» TASK DETAILS
From the entries that follow, extract each line holding the string "name".

++++ INPUT RECORDS ++++

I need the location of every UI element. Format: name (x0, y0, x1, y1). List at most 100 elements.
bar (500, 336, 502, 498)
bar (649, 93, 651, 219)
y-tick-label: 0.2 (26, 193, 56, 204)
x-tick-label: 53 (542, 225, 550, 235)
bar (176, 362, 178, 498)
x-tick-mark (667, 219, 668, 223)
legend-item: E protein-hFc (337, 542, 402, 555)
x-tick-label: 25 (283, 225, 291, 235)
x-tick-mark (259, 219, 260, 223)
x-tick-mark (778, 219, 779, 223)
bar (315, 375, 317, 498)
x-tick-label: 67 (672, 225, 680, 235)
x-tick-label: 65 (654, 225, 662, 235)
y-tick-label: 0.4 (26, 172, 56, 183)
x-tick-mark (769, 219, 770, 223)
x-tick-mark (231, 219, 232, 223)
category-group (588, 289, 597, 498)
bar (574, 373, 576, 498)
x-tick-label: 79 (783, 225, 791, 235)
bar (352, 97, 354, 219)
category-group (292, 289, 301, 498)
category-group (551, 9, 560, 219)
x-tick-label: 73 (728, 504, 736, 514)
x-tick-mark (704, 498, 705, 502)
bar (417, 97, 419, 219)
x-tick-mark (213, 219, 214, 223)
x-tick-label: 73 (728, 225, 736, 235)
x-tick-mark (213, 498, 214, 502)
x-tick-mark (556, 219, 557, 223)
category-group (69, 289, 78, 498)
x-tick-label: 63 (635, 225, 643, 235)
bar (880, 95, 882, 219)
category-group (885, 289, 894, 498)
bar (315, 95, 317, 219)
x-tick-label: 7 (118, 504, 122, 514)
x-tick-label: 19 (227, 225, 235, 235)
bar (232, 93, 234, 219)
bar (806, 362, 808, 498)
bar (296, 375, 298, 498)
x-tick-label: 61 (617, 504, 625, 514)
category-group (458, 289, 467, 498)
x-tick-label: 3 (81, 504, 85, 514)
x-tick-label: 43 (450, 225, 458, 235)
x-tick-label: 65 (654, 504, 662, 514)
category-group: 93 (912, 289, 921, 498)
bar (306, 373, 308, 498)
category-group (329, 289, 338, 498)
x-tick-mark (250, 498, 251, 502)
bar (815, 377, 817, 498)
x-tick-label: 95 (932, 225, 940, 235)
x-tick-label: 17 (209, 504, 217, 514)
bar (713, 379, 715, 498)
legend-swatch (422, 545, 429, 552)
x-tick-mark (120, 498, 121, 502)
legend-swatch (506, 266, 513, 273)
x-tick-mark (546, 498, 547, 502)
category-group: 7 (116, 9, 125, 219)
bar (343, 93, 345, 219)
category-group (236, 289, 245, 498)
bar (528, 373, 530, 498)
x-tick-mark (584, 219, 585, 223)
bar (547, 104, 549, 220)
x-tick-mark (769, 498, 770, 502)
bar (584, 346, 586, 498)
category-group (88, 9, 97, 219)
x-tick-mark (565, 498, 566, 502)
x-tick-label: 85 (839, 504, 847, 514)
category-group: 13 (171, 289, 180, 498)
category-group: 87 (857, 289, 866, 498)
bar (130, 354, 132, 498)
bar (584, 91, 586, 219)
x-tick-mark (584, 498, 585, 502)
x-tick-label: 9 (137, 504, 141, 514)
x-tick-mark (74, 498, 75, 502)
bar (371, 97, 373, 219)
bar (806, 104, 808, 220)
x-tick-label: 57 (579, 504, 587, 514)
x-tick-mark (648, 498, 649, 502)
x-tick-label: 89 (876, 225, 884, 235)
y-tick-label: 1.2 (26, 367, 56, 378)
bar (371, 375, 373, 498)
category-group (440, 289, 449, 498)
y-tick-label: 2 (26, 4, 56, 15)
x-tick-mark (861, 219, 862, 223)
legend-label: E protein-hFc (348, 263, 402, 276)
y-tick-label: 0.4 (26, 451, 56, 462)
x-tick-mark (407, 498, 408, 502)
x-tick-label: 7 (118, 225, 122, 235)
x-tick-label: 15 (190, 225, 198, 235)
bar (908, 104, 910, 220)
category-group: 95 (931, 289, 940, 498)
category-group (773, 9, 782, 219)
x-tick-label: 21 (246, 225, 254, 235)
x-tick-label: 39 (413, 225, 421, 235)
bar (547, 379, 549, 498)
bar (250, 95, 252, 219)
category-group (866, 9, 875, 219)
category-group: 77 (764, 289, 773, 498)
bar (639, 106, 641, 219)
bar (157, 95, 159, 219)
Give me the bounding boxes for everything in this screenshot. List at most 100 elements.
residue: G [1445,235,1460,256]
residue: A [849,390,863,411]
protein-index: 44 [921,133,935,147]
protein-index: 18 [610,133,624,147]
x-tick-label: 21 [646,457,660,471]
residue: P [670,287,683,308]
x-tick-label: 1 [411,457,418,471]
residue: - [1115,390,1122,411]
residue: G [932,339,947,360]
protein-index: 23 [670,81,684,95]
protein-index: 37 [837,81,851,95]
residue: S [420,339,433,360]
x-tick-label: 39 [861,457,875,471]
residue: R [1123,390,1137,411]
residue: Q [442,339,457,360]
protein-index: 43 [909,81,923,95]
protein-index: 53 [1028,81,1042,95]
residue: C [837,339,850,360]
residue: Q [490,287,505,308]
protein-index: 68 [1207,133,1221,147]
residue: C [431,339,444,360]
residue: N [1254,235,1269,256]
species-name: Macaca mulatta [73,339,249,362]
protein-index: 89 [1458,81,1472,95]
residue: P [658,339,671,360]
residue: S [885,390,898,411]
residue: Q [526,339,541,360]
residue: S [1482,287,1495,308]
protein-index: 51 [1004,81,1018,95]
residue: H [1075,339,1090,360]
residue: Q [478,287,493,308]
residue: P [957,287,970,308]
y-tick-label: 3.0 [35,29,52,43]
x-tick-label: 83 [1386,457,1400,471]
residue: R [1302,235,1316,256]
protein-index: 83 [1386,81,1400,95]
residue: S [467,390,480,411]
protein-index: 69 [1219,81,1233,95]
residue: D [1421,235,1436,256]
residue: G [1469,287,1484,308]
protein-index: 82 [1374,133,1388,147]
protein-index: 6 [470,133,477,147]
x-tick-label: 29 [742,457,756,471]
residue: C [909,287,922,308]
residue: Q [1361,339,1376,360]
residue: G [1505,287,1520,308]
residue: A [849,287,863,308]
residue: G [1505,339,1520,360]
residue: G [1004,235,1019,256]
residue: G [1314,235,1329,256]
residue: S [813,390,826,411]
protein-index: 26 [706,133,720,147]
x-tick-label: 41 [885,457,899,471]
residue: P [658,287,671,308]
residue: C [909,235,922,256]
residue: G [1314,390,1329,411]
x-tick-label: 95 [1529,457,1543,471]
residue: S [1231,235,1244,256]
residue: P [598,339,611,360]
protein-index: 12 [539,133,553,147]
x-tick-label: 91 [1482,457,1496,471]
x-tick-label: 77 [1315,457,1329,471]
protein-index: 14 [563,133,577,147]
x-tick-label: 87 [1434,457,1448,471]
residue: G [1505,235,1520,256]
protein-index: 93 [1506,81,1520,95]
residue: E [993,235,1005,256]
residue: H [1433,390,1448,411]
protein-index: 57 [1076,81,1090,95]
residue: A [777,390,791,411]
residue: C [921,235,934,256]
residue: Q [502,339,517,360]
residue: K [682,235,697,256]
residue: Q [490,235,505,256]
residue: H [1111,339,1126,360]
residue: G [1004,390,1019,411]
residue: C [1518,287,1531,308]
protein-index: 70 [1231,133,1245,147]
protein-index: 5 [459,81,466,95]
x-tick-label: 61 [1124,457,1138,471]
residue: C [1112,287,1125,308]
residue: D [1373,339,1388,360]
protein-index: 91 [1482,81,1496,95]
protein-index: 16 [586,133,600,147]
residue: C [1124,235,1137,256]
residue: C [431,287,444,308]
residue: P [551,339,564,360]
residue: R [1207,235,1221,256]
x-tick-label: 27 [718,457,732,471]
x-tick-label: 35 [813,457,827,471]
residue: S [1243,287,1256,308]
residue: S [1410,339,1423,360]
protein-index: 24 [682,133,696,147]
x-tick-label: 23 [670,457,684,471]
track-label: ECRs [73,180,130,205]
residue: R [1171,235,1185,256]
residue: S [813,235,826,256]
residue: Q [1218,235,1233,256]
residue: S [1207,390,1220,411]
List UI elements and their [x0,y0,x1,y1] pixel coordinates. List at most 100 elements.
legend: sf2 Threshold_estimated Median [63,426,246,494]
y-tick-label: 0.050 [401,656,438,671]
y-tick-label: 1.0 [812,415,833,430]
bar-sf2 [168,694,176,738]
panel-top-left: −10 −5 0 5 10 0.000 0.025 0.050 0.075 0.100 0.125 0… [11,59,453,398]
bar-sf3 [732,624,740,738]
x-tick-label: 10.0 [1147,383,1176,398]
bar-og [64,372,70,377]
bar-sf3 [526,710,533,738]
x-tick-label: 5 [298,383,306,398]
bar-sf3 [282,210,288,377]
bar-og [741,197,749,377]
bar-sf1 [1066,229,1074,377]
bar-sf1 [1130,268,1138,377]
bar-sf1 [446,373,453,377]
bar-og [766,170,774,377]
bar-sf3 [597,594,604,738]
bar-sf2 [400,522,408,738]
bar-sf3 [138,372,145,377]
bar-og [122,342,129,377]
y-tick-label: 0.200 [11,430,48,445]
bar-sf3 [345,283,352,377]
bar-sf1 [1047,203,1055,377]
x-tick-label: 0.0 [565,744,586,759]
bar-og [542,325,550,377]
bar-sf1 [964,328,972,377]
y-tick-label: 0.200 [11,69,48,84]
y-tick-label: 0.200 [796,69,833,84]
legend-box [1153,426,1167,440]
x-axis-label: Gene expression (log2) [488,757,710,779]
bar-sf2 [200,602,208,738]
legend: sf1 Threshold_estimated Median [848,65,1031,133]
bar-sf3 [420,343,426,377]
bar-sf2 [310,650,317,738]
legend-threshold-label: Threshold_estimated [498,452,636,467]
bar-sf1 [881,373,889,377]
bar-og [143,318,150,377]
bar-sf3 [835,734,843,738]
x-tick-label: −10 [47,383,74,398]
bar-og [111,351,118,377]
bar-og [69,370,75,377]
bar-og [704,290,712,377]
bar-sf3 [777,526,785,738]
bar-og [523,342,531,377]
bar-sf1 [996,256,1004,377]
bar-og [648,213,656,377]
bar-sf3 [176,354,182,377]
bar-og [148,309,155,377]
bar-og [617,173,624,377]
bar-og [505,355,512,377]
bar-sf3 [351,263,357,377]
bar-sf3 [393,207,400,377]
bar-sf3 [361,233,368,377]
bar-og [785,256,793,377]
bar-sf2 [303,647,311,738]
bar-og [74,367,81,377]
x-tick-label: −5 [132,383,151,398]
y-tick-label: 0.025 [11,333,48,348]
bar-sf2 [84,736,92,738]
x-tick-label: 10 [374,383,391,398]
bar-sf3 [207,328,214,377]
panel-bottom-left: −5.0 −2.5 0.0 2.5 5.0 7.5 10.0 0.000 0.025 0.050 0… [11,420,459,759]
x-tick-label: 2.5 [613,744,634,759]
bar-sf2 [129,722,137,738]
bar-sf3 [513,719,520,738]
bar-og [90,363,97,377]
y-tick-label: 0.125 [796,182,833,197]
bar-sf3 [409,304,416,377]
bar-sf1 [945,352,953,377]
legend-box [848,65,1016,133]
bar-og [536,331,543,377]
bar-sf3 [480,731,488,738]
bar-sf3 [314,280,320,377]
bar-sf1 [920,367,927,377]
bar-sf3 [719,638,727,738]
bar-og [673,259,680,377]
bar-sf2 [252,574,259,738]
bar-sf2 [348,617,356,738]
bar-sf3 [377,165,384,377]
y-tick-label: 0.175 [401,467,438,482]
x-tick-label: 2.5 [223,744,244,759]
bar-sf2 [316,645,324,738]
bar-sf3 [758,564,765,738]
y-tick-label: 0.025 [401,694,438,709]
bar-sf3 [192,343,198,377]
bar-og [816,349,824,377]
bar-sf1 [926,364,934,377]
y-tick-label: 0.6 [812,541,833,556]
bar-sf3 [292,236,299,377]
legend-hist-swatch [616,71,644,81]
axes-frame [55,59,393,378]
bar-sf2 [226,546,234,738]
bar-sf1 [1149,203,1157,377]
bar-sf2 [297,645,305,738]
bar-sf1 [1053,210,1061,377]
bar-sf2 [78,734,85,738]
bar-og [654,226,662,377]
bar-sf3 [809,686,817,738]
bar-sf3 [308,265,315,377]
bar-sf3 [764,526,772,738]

++++

» WRITTEN ANSWER
I need the location of every UI element. Format: name (x0, y0, x1, y1). List at most 100 elements.
species-name: Macaca mulatta [73,339,249,362]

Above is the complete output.